◆ EXERCISE ◆
Below is some material; transcribe all of it exactly.

⟨

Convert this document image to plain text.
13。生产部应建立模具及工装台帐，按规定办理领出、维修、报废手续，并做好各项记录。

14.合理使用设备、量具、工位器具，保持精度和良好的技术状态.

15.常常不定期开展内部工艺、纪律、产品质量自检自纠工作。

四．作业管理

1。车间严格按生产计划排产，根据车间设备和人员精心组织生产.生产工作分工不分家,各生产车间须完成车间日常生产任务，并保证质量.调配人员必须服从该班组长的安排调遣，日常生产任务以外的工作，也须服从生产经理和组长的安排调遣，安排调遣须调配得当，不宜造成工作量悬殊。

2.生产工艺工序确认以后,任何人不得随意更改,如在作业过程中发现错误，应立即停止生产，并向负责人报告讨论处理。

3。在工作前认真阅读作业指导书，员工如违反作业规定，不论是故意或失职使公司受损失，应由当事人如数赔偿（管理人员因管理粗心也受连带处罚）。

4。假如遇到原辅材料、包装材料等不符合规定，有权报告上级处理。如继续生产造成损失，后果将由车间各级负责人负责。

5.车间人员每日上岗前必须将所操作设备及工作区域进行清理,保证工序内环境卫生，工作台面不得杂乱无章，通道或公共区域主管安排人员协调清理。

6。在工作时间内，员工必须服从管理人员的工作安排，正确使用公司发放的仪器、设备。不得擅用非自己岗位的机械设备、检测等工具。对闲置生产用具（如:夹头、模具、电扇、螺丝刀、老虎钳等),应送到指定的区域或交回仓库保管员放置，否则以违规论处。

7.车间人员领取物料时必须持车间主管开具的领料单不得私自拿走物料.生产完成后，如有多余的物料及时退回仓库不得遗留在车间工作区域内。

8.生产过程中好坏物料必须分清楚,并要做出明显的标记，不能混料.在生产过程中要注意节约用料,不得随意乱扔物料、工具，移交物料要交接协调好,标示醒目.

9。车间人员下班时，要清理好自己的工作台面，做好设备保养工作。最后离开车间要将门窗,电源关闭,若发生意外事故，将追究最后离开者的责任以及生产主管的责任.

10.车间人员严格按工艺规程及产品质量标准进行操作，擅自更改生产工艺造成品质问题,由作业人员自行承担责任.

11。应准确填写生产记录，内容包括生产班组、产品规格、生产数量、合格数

⟩

◆ FINISHED ANSWER ◆
Convert this document image to plain text.
13。生产部应建立模具及工装台帐，按规定办理领出、维修、报废手续，并做好各项记录。

14.合理使用设备、量具、工位器具，保持精度和良好的技术状态.

15.常常不定期开展内部工艺、纪律、产品质量自检自纠工作。

四．作业管理

1。车间严格按生产计划排产，根据车间设备和人员精心组织生产.生产工作分工不分家,各生产车间须完成车间日常生产任务，并保证质量.调配人员必须服从该班组长的安排调遣，日常生产任务以外的工作，也须服从生产经理和组长的安排调遣，安排调遣须调配得当，不宜造成工作量悬殊。

2.生产工艺工序确认以后,任何人不得随意更改,如在作业过程中发现错误，应立即停止生产，并向负责人报告讨论处理。

3。在工作前认真阅读作业指导书，员工如违反作业规定，不论是故意或失职使公司受损失，应由当事人如数赔偿（管理人员因管理粗心也受连带处罚）。

4。假如遇到原辅材料、包装材料等不符合规定，有权报告上级处理。如继续生产造成损失，后果将由车间各级负责人负责。

5.车间人员每日上岗前必须将所操作设备及工作区域进行清理,保证工序内环境卫生，工作台面不得杂乱无章，通道或公共区域主管安排人员协调清理。

6。在工作时间内，员工必须服从管理人员的工作安排，正确使用公司发放的仪器、设备。不得擅用非自己岗位的机械设备、检测等工具。对闲置生产用具（如:夹头、模具、电扇、螺丝刀、老虎钳等),应送到指定的区域或交回仓库保管员放置，否则以违规论处。

7.车间人员领取物料时必须持车间主管开具的领料单不得私自拿走物料.生产完成后，如有多余的物料及时退回仓库不得遗留在车间工作区域内。

8.生产过程中好坏物料必须分清楚,并要做出明显的标记，不能混料.在生产过程中要注意节约用料,不得随意乱扔物料、工具，移交物料要交接协调好,标示醒目.

9。车间人员下班时，要清理好自己的工作台面，做好设备保养工作。最后离开车间要将门窗,电源关闭,若发生意外事故，将追究最后离开者的责任以及生产主管的责任.

10.车间人员严格按工艺规程及产品质量标准进行操作，擅自更改生产工艺造成品质问题,由作业人员自行承担责任.

11。应准确填写生产记录，内容包括生产班组、产品规格、生产数量、合格数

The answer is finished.